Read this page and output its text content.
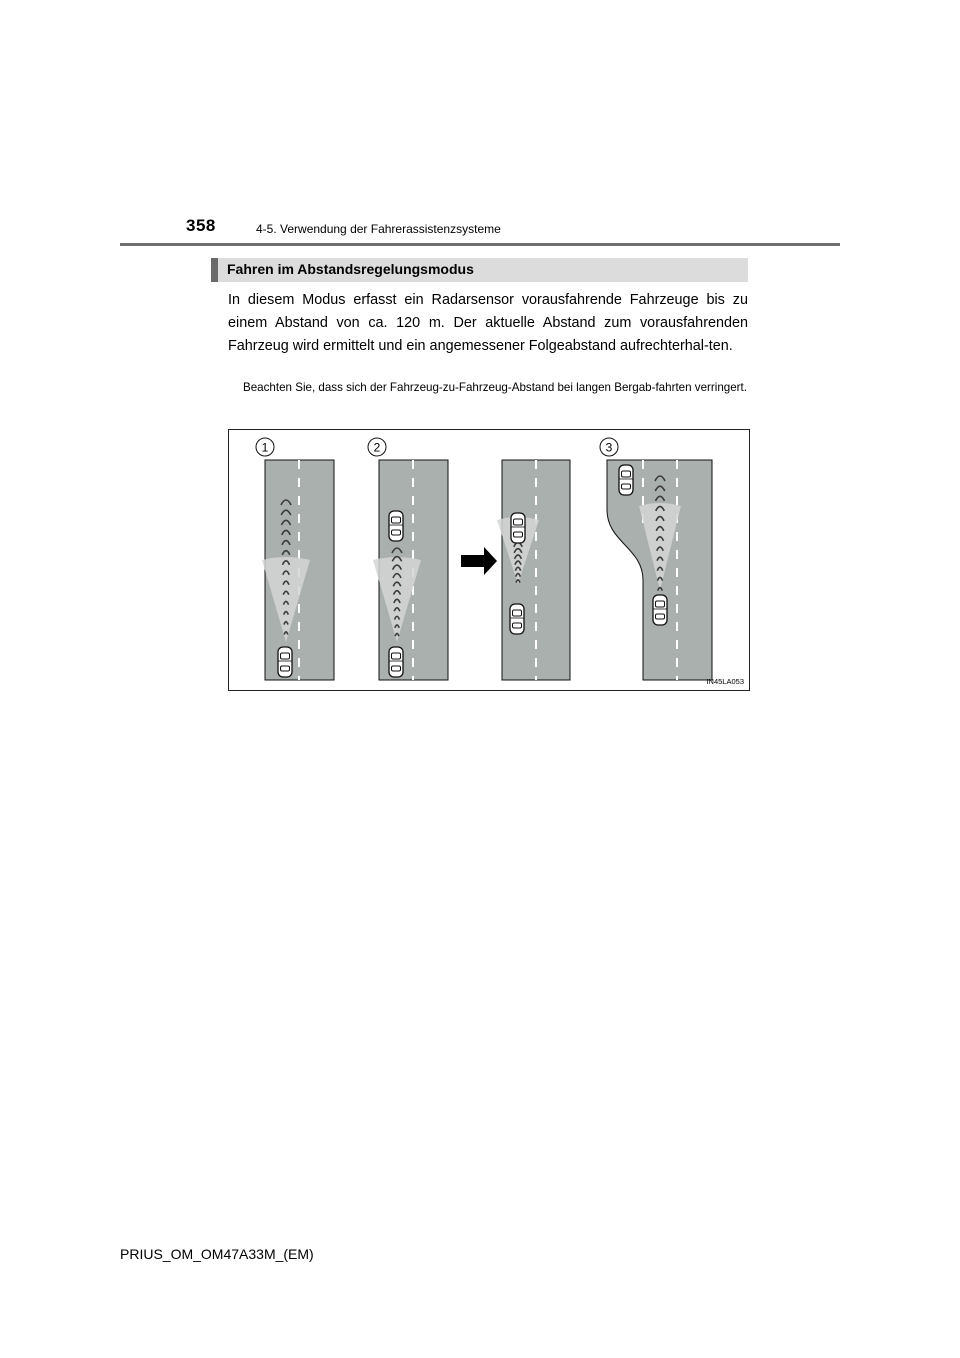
358	4-5. Verwendung der Fahrerassistenzsysteme
Fahren im Abstandsregelungsmodus
In diesem Modus erfasst ein Radarsensor vorausfahrende Fahrzeuge bis zu einem Abstand von ca. 120 m. Der aktuelle Abstand zum vorausfahrenden Fahrzeug wird ermittelt und ein angemessener Folgeabstand aufrechterhal-ten.
Beachten Sie, dass sich der Fahrzeug-zu-Fahrzeug-Abstand bei langen Bergab-fahrten verringert.
1	2	3
IN45LA053
PRIUS_OM_OM47A33M_(EM)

========

#### Aim:
Count the lines above that contain the word "Fahrzeug", and reply with only that number.

#### Solution:
2